● **Entries taken from a collection**:
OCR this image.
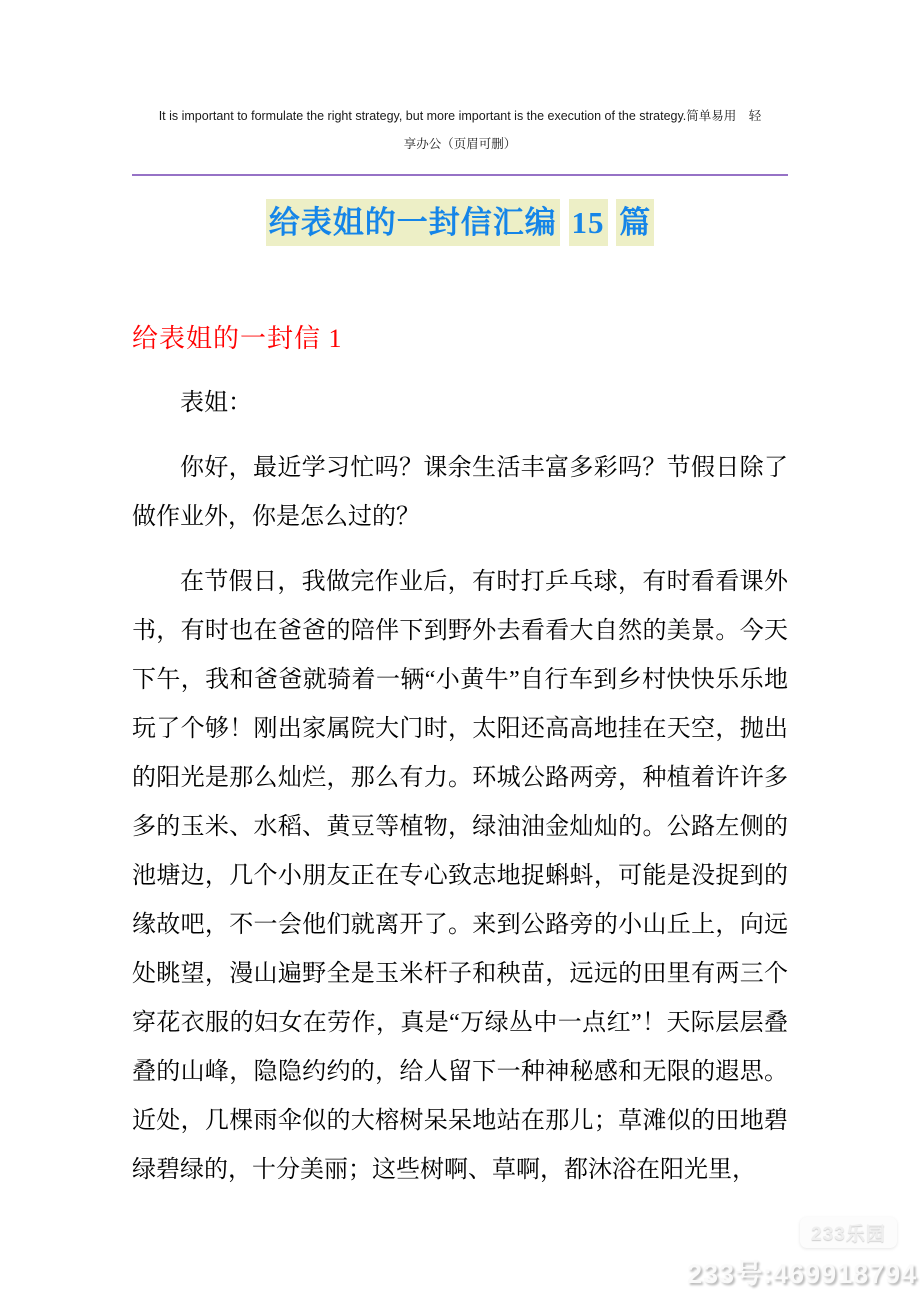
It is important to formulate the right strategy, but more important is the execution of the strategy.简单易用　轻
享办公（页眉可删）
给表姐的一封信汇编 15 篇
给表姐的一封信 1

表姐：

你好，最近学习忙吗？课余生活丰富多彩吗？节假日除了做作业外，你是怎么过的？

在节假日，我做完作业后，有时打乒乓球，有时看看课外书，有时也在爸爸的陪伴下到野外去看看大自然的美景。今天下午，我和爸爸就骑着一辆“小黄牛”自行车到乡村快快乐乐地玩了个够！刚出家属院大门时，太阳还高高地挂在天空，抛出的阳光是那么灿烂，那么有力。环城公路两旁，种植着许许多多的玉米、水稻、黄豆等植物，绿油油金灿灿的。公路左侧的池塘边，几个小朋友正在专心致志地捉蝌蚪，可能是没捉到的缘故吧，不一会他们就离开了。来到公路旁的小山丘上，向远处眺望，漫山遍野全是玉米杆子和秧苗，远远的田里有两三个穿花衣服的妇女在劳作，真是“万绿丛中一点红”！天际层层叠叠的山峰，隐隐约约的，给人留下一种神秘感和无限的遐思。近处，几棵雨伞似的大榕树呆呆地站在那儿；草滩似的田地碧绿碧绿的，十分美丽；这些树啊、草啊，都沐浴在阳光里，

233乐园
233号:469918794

● **TASK PROMPT**:
Copy every record above exactly as written, but leave out the pictures.

● **EXERCISE ANSWER**:
OCR this image.
It is important to formulate the right strategy, but more important is the execution of the strategy.简单易用　轻
享办公（页眉可删）
给表姐的一封信汇编 15 篇
给表姐的一封信 1

表姐：

你好，最近学习忙吗？课余生活丰富多彩吗？节假日除了做作业外，你是怎么过的？

在节假日，我做完作业后，有时打乒乓球，有时看看课外书，有时也在爸爸的陪伴下到野外去看看大自然的美景。今天下午，我和爸爸就骑着一辆“小黄牛”自行车到乡村快快乐乐地玩了个够！刚出家属院大门时，太阳还高高地挂在天空，抛出的阳光是那么灿烂，那么有力。环城公路两旁，种植着许许多多的玉米、水稻、黄豆等植物，绿油油金灿灿的。公路左侧的池塘边，几个小朋友正在专心致志地捉蝌蚪，可能是没捉到的缘故吧，不一会他们就离开了。来到公路旁的小山丘上，向远处眺望，漫山遍野全是玉米杆子和秧苗，远远的田里有两三个穿花衣服的妇女在劳作，真是“万绿丛中一点红”！天际层层叠叠的山峰，隐隐约约的，给人留下一种神秘感和无限的遐思。近处，几棵雨伞似的大榕树呆呆地站在那儿；草滩似的田地碧绿碧绿的，十分美丽；这些树啊、草啊，都沐浴在阳光里，

233乐园
233号:469918794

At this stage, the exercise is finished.